## What you are asked to do
Output all lines exactly.

++++++++

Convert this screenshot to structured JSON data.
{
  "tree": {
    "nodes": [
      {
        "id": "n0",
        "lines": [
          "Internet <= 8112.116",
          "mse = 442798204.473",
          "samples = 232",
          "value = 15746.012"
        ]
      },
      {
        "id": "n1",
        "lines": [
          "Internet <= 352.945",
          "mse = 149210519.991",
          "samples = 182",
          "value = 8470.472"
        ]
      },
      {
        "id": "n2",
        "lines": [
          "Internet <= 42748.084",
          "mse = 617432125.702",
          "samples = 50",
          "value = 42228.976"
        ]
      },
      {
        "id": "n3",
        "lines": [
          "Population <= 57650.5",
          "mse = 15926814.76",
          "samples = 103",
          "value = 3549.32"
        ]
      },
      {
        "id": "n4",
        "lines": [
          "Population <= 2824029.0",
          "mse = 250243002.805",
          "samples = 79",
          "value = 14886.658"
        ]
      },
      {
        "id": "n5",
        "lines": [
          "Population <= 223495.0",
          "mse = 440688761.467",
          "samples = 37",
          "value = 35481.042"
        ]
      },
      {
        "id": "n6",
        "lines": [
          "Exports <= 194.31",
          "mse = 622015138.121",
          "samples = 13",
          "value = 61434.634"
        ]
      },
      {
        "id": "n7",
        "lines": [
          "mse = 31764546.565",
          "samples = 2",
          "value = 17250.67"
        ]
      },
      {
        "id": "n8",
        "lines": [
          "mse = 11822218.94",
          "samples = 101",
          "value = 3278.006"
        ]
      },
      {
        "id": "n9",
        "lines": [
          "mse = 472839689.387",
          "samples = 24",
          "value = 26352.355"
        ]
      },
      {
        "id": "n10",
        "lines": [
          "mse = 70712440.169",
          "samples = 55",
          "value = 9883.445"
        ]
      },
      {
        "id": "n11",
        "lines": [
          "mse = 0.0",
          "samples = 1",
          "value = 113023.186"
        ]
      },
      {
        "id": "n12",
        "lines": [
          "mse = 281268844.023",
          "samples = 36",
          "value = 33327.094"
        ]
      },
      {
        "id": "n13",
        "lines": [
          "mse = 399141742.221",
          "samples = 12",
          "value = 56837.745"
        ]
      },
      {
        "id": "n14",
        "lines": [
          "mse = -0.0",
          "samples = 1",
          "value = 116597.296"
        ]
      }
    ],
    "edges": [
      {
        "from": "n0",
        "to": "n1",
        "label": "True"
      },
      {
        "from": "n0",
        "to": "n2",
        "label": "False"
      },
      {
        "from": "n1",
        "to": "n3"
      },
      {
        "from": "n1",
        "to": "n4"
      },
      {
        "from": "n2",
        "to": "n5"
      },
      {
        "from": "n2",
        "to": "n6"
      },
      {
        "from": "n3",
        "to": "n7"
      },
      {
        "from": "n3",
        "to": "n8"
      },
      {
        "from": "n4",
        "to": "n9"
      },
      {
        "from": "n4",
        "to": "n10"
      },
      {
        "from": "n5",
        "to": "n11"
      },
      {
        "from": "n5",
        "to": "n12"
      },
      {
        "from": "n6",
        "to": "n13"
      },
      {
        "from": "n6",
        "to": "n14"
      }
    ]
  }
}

++++++++

## Answer
Convert this screenshot to structured JSON data.
{
  "tree": {
    "nodes": [
      {
        "id": "n0",
        "lines": [
          "Internet <= 8112.116",
          "mse = 442798204.473",
          "samples = 232",
          "value = 15746.012"
        ]
      },
      {
        "id": "n1",
        "lines": [
          "Internet <= 352.945",
          "mse = 149210519.991",
          "samples = 182",
          "value = 8470.472"
        ]
      },
      {
        "id": "n2",
        "lines": [
          "Internet <= 42748.084",
          "mse = 617432125.702",
          "samples = 50",
          "value = 42228.976"
        ]
      },
      {
        "id": "n3",
        "lines": [
          "Population <= 57650.5",
          "mse = 15926814.76",
          "samples = 103",
          "value = 3549.32"
        ]
      },
      {
        "id": "n4",
        "lines": [
          "Population <= 2824029.0",
          "mse = 250243002.805",
          "samples = 79",
          "value = 14886.658"
        ]
      },
      {
        "id": "n5",
        "lines": [
          "Population <= 223495.0",
          "mse = 440688761.467",
          "samples = 37",
          "value = 35481.042"
        ]
      },
      {
        "id": "n6",
        "lines": [
          "Exports <= 194.31",
          "mse = 622015138.121",
          "samples = 13",
          "value = 61434.634"
        ]
      },
      {
        "id": "n7",
        "lines": [
          "mse = 31764546.565",
          "samples = 2",
          "value = 17250.67"
        ]
      },
      {
        "id": "n8",
        "lines": [
          "mse = 11822218.94",
          "samples = 101",
          "value = 3278.006"
        ]
      },
      {
        "id": "n9",
        "lines": [
          "mse = 472839689.387",
          "samples = 24",
          "value = 26352.355"
        ]
      },
      {
        "id": "n10",
        "lines": [
          "mse = 70712440.169",
          "samples = 55",
          "value = 9883.445"
        ]
      },
      {
        "id": "n11",
        "lines": [
          "mse = 0.0",
          "samples = 1",
          "value = 113023.186"
        ]
      },
      {
        "id": "n12",
        "lines": [
          "mse = 281268844.023",
          "samples = 36",
          "value = 33327.094"
        ]
      },
      {
        "id": "n13",
        "lines": [
          "mse = 399141742.221",
          "samples = 12",
          "value = 56837.745"
        ]
      },
      {
        "id": "n14",
        "lines": [
          "mse = -0.0",
          "samples = 1",
          "value = 116597.296"
        ]
      }
    ],
    "edges": [
      {
        "from": "n0",
        "to": "n1",
        "label": "True"
      },
      {
        "from": "n0",
        "to": "n2",
        "label": "False"
      },
      {
        "from": "n1",
        "to": "n3"
      },
      {
        "from": "n1",
        "to": "n4"
      },
      {
        "from": "n2",
        "to": "n5"
      },
      {
        "from": "n2",
        "to": "n6"
      },
      {
        "from": "n3",
        "to": "n7"
      },
      {
        "from": "n3",
        "to": "n8"
      },
      {
        "from": "n4",
        "to": "n9"
      },
      {
        "from": "n4",
        "to": "n10"
      },
      {
        "from": "n5",
        "to": "n11"
      },
      {
        "from": "n5",
        "to": "n12"
      },
      {
        "from": "n6",
        "to": "n13"
      },
      {
        "from": "n6",
        "to": "n14"
      }
    ]
  }
}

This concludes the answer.